▶ **Task to complete**:
Every line below should be copied exactly; drop the pictures.

▶ **Stored data**:

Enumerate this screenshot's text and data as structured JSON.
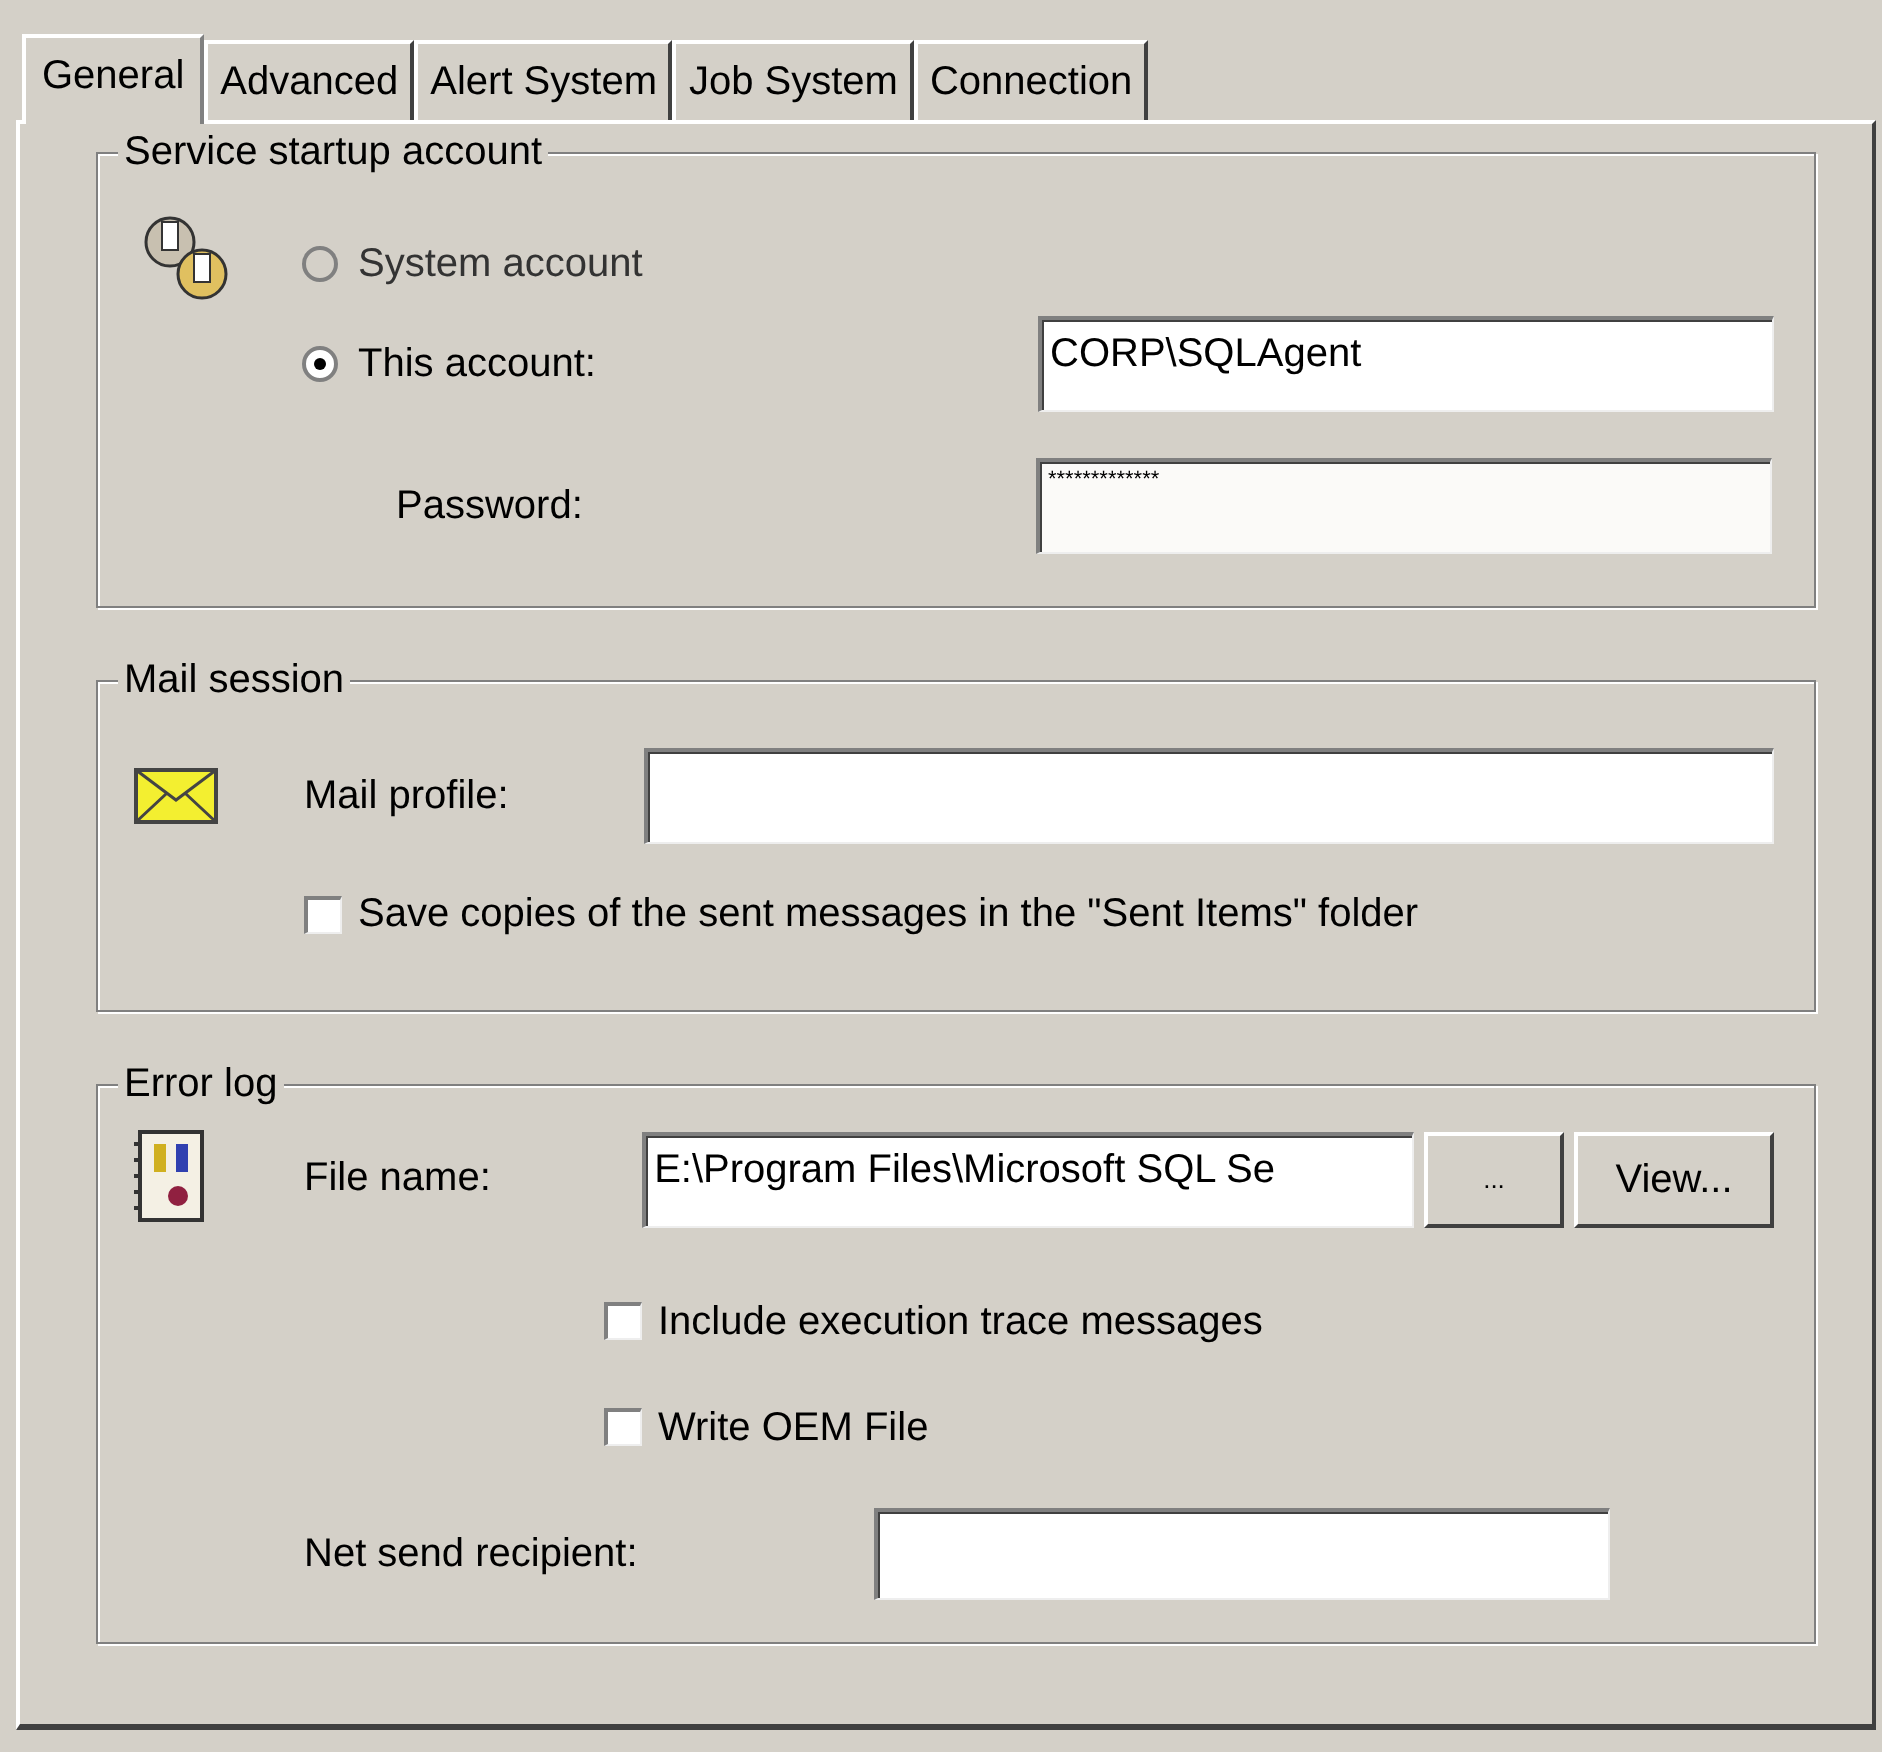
{
  "tabs": [
    {
      "label": "General",
      "selected": true
    },
    {
      "label": "Advanced",
      "selected": false
    },
    {
      "label": "Alert System",
      "selected": false
    },
    {
      "label": "Job System",
      "selected": false
    },
    {
      "label": "Connection",
      "selected": false
    }
  ],
  "service_startup_account": {
    "title": "Service startup account",
    "options": [
      {
        "label": "System account",
        "selected": false,
        "disabled": true
      },
      {
        "label": "This account:",
        "selected": true,
        "disabled": false
      }
    ],
    "account_value": "CORP\\SQLAgent",
    "password": {
      "label": "Password:",
      "value": "*************"
    }
  },
  "mail_session": {
    "title": "Mail session",
    "profile_label": "Mail profile:",
    "save_copies": {
      "label": "Save copies of the sent messages in the \"Sent Items\" folder",
      "checked": false
    }
  },
  "error_log": {
    "title": "Error log",
    "file_label": "File name:",
    "file_value": "E:\\Program Files\\Microsoft SQL Se",
    "buttons": [
      "...",
      "View..."
    ],
    "options": [
      {
        "label": "Include execution trace messages",
        "checked": false
      },
      {
        "label": "Write OEM File",
        "checked": false
      }
    ],
    "net_send_label": "Net send recipient:"
  }
}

▶ **Solved exercise**:
Enumerate this screenshot's text and data as structured JSON.
{
  "tabs": [
    {
      "label": "General",
      "selected": true
    },
    {
      "label": "Advanced",
      "selected": false
    },
    {
      "label": "Alert System",
      "selected": false
    },
    {
      "label": "Job System",
      "selected": false
    },
    {
      "label": "Connection",
      "selected": false
    }
  ],
  "service_startup_account": {
    "title": "Service startup account",
    "options": [
      {
        "label": "System account",
        "selected": false,
        "disabled": true
      },
      {
        "label": "This account:",
        "selected": true,
        "disabled": false
      }
    ],
    "account_value": "CORP\\SQLAgent",
    "password": {
      "label": "Password:",
      "value": "*************"
    }
  },
  "mail_session": {
    "title": "Mail session",
    "profile_label": "Mail profile:",
    "save_copies": {
      "label": "Save copies of the sent messages in the \"Sent Items\" folder",
      "checked": false
    }
  },
  "error_log": {
    "title": "Error log",
    "file_label": "File name:",
    "file_value": "E:\\Program Files\\Microsoft SQL Se",
    "buttons": [
      "...",
      "View..."
    ],
    "options": [
      {
        "label": "Include execution trace messages",
        "checked": false
      },
      {
        "label": "Write OEM File",
        "checked": false
      }
    ],
    "net_send_label": "Net send recipient:"
  }
}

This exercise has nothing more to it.